Given problem: Gather up the lines that contain "BOOM".

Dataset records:
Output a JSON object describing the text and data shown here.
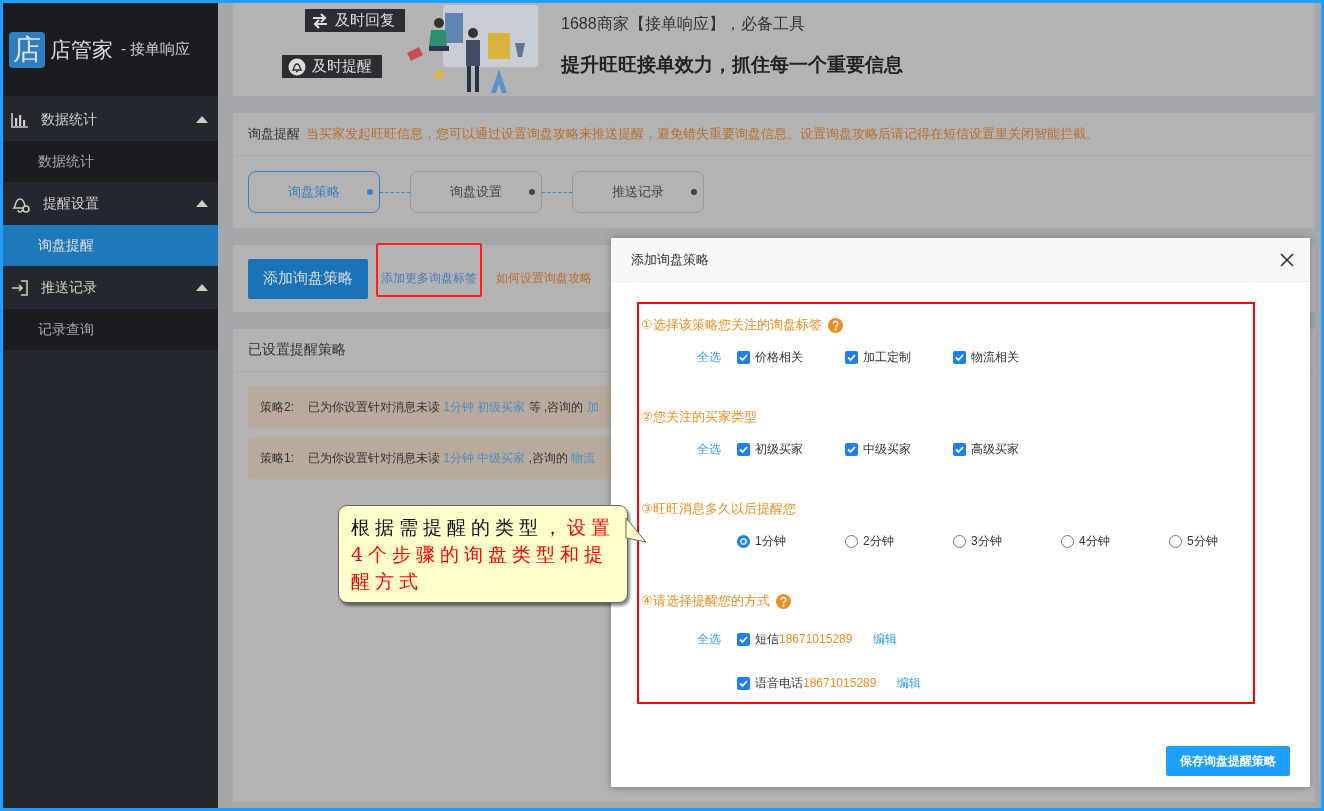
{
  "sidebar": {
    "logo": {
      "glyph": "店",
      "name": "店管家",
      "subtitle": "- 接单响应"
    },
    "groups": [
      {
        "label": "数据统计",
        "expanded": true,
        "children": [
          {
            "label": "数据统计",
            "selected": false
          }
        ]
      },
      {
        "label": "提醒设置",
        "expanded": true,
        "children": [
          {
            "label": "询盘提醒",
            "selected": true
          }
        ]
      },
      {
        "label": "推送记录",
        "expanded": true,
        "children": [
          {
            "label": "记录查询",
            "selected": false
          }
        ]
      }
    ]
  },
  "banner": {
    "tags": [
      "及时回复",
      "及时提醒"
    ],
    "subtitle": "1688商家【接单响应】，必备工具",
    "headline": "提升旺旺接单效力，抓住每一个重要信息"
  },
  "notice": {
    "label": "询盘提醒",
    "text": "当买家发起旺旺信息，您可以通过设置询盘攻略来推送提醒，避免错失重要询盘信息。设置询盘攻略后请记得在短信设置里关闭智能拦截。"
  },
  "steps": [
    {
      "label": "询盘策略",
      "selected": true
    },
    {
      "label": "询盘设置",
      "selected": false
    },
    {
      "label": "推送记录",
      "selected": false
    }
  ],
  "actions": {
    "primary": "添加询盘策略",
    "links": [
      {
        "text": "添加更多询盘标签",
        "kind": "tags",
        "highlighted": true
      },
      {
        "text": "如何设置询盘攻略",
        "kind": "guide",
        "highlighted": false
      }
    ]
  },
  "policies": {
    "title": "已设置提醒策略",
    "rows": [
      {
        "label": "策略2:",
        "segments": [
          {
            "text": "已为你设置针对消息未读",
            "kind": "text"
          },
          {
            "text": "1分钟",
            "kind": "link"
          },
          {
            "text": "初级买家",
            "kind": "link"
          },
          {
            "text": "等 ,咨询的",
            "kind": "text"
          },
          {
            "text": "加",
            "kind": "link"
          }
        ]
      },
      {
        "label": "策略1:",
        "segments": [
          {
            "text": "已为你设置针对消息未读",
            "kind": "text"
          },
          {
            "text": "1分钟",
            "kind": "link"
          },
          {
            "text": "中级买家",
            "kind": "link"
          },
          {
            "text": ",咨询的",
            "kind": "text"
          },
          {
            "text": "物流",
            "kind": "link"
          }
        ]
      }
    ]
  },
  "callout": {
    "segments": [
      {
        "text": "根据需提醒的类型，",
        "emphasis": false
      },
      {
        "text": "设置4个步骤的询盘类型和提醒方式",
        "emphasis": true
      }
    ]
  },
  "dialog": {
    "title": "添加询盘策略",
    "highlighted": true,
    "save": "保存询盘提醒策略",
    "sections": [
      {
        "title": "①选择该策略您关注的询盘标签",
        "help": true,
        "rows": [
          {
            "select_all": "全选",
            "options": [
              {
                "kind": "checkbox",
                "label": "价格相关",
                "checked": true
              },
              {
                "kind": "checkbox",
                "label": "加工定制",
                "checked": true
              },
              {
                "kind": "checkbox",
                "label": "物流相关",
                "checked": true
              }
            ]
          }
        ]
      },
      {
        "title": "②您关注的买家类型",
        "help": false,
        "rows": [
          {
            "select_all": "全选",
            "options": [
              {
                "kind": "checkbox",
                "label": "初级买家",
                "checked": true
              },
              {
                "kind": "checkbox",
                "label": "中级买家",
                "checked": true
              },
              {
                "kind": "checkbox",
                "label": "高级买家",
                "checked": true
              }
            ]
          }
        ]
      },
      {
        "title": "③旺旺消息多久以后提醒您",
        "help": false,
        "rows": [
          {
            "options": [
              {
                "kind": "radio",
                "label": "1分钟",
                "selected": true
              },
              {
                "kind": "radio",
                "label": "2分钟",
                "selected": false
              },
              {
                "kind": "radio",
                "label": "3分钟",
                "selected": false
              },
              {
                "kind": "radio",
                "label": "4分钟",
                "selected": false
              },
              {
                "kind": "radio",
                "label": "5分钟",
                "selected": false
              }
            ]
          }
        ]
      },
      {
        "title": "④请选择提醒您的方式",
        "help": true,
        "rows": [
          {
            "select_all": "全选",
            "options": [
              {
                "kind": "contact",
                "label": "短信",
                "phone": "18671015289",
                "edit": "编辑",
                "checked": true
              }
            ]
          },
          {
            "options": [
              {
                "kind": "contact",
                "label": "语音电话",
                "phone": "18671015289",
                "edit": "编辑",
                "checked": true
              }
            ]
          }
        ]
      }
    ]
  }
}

==

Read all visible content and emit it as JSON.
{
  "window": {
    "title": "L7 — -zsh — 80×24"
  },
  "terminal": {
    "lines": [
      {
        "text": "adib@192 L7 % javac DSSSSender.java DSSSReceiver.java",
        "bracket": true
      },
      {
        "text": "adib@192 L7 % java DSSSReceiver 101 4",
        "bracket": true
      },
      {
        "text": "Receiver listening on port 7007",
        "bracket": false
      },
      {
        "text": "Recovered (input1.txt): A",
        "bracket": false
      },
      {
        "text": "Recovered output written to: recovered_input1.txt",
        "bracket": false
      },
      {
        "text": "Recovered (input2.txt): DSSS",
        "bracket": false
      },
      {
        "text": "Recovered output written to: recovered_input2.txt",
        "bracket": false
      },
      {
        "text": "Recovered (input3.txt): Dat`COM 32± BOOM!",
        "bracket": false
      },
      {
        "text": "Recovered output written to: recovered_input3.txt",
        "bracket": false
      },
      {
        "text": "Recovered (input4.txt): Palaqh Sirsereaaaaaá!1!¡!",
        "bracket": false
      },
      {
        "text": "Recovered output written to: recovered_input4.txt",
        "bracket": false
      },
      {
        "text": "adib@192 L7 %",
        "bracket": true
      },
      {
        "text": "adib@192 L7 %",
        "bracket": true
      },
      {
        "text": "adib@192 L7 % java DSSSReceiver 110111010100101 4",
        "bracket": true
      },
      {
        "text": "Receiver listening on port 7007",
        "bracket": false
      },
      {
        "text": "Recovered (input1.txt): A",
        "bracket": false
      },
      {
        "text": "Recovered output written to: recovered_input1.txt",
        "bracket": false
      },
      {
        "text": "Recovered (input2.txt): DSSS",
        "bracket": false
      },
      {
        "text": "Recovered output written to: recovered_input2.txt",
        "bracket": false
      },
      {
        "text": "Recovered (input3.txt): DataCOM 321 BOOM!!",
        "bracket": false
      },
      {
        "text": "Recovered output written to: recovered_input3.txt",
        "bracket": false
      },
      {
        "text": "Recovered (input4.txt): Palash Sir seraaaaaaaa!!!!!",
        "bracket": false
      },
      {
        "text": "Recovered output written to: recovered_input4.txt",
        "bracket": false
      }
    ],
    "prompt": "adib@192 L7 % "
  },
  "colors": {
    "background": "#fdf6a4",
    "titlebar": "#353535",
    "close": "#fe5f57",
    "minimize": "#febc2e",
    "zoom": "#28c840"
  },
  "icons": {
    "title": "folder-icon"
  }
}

--

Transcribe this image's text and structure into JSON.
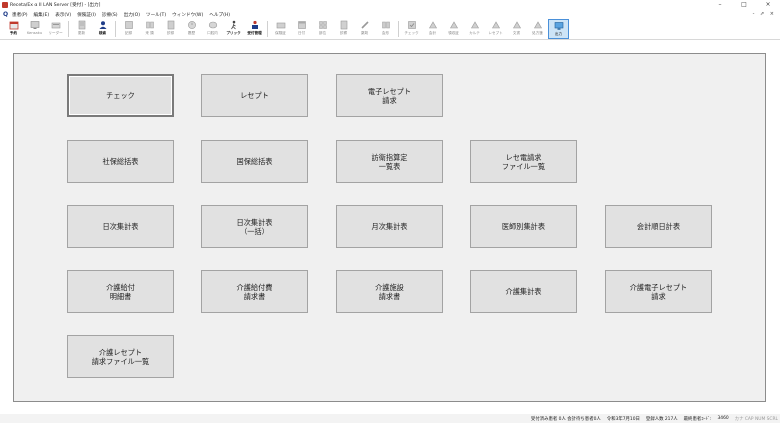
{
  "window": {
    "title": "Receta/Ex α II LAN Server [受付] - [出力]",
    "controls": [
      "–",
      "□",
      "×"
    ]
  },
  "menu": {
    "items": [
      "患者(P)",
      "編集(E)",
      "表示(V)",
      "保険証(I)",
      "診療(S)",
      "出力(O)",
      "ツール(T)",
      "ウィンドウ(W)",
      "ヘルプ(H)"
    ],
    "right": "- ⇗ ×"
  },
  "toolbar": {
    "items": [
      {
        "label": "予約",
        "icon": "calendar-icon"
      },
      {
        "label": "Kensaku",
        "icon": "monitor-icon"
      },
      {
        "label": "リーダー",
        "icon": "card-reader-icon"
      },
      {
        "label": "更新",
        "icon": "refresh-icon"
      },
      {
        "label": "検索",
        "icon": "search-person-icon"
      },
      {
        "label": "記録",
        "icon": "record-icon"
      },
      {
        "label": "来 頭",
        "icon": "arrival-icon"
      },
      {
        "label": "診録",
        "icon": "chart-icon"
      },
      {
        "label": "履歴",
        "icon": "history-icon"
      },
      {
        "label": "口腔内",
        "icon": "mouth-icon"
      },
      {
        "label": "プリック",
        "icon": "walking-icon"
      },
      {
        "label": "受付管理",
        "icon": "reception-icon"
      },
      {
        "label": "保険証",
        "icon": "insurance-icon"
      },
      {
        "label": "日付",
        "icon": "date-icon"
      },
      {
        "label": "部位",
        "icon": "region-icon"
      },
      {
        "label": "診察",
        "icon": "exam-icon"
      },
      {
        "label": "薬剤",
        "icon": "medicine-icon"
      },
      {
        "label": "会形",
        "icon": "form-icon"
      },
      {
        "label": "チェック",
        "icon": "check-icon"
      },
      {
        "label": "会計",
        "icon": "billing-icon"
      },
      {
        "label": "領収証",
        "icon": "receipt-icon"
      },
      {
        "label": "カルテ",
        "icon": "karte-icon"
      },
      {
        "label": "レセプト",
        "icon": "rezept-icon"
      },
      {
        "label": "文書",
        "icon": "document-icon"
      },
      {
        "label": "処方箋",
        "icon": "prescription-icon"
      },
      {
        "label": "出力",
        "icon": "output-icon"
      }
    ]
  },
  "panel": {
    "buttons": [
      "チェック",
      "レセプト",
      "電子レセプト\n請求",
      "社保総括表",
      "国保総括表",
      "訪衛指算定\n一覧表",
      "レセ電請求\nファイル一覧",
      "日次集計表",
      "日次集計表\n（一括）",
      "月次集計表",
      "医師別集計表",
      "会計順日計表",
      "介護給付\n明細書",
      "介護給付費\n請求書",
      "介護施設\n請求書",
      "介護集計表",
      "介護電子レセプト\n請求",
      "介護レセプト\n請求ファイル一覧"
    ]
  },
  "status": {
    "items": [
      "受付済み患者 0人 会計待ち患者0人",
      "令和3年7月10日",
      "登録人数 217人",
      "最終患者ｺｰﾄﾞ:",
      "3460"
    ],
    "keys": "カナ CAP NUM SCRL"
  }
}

Result of the task:
        "text": "Recovered (input3.txt): Dat`COM 32± BOOM!",
        "text": "Recovered (input3.txt): DataCOM 321 BOOM!!",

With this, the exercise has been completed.